_Given problem_. Look through the material below and count the lines with the string "correct". Report only the count.

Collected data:
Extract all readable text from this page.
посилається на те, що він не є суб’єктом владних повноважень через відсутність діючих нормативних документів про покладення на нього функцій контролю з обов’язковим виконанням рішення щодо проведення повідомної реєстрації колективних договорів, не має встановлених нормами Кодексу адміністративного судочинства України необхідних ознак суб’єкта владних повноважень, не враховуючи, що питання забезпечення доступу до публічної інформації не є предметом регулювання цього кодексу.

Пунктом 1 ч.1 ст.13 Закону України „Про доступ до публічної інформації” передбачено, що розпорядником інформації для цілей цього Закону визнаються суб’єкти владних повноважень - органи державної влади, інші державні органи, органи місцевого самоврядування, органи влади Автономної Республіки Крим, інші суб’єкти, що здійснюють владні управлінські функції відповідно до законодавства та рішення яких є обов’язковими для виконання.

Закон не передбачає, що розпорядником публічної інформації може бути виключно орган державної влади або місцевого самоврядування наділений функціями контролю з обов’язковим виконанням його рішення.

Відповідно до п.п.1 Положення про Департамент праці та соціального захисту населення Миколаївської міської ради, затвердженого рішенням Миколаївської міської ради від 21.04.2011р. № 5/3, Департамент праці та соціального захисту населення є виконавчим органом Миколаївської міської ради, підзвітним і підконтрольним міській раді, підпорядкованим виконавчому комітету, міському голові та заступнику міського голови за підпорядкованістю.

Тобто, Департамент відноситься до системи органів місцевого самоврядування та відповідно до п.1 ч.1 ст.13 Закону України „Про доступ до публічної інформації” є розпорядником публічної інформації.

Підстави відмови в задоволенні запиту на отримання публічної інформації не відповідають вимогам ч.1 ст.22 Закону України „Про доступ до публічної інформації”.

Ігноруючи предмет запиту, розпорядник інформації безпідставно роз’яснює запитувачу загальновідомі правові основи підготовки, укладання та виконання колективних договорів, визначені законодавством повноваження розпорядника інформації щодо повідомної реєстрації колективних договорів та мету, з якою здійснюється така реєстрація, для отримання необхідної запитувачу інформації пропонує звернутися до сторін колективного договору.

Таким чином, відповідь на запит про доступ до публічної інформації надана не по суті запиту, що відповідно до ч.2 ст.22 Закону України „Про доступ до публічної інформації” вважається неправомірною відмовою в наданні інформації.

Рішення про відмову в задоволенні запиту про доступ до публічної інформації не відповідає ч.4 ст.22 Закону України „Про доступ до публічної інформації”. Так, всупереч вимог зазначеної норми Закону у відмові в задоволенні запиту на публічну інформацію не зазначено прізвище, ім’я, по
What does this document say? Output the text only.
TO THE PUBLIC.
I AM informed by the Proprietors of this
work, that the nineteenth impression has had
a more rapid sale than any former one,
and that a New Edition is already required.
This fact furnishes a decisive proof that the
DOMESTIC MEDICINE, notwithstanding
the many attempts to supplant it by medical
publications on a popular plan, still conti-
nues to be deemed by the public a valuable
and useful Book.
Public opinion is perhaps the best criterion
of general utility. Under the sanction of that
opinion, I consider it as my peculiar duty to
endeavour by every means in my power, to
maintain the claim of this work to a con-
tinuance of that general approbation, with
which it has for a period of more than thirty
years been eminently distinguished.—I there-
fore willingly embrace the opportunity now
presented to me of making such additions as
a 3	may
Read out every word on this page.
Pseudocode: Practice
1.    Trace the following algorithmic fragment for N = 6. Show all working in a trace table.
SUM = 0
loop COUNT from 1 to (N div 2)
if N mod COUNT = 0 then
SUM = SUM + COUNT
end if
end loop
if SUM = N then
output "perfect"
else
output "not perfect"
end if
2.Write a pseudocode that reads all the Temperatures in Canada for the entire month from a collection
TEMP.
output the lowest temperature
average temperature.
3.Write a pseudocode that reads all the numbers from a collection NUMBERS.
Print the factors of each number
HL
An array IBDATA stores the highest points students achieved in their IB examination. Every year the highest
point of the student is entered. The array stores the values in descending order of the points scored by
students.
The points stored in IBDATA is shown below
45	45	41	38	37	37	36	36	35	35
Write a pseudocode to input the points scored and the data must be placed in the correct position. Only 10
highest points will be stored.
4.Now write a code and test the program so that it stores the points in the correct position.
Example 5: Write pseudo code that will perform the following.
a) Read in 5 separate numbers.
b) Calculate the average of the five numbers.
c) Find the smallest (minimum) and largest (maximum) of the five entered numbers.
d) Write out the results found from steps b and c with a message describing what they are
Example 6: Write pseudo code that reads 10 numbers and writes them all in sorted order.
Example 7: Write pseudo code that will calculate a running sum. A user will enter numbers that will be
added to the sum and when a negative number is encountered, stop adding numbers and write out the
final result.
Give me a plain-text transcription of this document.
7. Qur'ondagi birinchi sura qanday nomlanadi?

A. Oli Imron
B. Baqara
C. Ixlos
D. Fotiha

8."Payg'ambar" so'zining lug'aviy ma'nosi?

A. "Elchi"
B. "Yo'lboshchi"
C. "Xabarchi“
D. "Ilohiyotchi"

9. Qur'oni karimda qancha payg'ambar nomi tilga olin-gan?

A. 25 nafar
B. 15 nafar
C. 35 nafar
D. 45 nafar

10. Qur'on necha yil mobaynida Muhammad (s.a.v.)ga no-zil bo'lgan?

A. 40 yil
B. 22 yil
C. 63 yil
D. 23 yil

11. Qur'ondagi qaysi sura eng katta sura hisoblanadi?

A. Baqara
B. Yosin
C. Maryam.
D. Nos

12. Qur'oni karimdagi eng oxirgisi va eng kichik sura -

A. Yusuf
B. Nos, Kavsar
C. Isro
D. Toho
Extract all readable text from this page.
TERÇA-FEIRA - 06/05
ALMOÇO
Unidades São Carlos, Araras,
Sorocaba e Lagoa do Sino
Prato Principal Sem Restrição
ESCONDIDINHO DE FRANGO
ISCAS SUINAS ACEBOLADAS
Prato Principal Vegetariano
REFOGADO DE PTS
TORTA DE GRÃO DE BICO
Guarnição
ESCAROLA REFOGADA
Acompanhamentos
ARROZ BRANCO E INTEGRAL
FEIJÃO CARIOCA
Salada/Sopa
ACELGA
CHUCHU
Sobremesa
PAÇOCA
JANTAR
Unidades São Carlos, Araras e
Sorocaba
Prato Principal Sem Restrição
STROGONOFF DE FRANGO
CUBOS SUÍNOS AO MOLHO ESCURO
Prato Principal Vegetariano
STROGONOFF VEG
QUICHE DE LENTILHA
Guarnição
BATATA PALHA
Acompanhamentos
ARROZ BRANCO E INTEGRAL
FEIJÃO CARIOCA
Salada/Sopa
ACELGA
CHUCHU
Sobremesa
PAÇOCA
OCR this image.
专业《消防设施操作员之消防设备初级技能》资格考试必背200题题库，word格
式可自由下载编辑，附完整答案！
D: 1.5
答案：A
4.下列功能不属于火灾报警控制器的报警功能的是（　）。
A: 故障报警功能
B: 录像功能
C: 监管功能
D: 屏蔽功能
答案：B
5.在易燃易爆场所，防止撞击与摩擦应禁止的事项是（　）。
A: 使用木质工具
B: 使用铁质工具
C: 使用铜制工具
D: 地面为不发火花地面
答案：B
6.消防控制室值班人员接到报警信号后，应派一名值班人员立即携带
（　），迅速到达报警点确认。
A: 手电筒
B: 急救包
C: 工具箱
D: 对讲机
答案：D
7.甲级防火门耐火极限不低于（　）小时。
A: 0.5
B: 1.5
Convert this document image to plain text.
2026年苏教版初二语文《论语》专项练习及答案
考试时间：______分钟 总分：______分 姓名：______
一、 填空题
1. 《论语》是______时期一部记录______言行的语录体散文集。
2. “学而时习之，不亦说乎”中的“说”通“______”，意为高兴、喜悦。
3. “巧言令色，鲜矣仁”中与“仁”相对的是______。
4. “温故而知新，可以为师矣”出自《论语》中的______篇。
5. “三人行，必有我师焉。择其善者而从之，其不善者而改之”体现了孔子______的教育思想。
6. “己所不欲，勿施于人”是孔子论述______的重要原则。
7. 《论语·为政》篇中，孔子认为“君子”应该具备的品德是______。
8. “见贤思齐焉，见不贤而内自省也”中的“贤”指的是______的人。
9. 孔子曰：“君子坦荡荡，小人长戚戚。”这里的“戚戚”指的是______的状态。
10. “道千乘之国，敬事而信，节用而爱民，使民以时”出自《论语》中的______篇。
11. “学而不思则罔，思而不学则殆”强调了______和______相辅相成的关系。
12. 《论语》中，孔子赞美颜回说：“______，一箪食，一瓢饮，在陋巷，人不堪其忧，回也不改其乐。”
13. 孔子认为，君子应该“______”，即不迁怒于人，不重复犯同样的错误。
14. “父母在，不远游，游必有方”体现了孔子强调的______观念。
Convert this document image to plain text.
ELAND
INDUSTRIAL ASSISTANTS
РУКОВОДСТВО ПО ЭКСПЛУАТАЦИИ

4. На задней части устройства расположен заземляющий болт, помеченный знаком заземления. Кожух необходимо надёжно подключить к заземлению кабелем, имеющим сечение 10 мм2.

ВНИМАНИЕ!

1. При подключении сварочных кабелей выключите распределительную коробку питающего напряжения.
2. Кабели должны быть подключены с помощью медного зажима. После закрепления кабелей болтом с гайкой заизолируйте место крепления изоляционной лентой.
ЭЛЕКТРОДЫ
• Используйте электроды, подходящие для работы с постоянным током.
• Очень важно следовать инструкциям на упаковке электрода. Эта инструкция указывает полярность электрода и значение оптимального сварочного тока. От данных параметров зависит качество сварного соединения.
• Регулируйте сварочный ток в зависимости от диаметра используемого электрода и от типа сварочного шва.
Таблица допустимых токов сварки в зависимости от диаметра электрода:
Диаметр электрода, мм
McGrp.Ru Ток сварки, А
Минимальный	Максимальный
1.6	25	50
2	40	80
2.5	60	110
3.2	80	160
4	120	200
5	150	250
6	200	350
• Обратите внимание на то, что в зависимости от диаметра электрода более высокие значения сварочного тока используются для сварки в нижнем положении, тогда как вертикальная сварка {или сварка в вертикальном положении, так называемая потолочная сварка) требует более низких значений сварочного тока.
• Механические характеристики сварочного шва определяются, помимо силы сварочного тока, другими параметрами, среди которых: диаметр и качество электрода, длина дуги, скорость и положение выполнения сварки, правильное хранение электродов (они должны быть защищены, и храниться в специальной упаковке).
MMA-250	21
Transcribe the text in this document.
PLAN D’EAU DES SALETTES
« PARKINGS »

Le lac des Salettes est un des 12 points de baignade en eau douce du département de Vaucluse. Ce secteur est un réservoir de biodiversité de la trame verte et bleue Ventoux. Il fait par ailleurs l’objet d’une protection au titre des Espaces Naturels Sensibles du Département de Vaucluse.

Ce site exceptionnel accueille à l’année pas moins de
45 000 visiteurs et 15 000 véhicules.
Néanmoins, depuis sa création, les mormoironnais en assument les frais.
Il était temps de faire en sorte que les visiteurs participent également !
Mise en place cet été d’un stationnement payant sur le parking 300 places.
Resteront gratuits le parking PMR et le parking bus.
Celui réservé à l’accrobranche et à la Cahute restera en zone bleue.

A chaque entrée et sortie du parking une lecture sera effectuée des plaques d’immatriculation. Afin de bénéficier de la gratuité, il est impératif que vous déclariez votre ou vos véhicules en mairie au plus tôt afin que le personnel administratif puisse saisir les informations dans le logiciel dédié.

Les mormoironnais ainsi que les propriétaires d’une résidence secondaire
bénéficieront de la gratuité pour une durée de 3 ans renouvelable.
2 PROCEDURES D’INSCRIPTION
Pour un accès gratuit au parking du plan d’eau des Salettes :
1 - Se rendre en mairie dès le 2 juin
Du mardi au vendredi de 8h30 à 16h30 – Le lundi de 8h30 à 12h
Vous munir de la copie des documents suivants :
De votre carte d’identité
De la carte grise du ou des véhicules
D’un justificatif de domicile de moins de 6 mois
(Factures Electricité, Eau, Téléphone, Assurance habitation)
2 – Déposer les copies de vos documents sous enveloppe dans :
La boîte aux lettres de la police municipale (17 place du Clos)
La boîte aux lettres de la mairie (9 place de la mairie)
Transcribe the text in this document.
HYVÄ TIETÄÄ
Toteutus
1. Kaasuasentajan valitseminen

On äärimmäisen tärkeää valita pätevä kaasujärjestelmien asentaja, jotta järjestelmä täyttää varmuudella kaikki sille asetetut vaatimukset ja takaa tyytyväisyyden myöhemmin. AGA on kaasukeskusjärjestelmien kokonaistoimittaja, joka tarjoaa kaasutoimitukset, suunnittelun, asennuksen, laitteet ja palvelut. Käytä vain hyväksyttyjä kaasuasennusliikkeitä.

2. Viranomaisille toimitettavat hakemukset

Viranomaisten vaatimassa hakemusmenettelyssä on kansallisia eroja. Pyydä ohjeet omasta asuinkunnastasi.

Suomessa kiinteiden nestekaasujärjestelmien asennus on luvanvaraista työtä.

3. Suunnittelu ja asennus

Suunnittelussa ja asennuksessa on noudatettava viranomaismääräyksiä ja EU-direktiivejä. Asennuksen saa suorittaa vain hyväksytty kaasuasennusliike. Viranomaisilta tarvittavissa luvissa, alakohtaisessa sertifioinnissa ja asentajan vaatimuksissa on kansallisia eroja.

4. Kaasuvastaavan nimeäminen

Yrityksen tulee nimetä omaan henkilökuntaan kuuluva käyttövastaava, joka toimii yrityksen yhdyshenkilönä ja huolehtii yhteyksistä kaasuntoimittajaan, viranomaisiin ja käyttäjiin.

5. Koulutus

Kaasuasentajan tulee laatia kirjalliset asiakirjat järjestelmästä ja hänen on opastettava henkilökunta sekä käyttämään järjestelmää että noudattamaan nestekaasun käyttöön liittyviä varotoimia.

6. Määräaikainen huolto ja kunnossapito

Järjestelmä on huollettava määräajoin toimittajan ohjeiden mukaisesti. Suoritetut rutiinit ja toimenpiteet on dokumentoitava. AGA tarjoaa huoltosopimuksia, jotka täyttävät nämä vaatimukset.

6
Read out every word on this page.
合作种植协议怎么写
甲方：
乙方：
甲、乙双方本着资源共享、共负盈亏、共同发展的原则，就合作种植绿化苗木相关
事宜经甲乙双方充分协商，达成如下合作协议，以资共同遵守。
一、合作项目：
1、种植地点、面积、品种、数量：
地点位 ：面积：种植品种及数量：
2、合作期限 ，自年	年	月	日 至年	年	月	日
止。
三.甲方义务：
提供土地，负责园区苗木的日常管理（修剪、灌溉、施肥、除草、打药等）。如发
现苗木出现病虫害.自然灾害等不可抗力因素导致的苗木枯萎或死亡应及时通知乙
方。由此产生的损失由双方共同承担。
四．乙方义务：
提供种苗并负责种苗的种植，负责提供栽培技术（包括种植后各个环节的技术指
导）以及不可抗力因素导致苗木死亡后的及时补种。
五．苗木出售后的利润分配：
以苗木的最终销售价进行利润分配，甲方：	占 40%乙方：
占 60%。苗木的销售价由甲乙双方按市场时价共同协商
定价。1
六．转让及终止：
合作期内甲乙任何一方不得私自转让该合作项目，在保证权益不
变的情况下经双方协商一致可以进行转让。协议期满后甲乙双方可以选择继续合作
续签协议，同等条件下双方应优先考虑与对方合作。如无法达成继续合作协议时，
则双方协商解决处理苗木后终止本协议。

_Answer for this exercise_. 2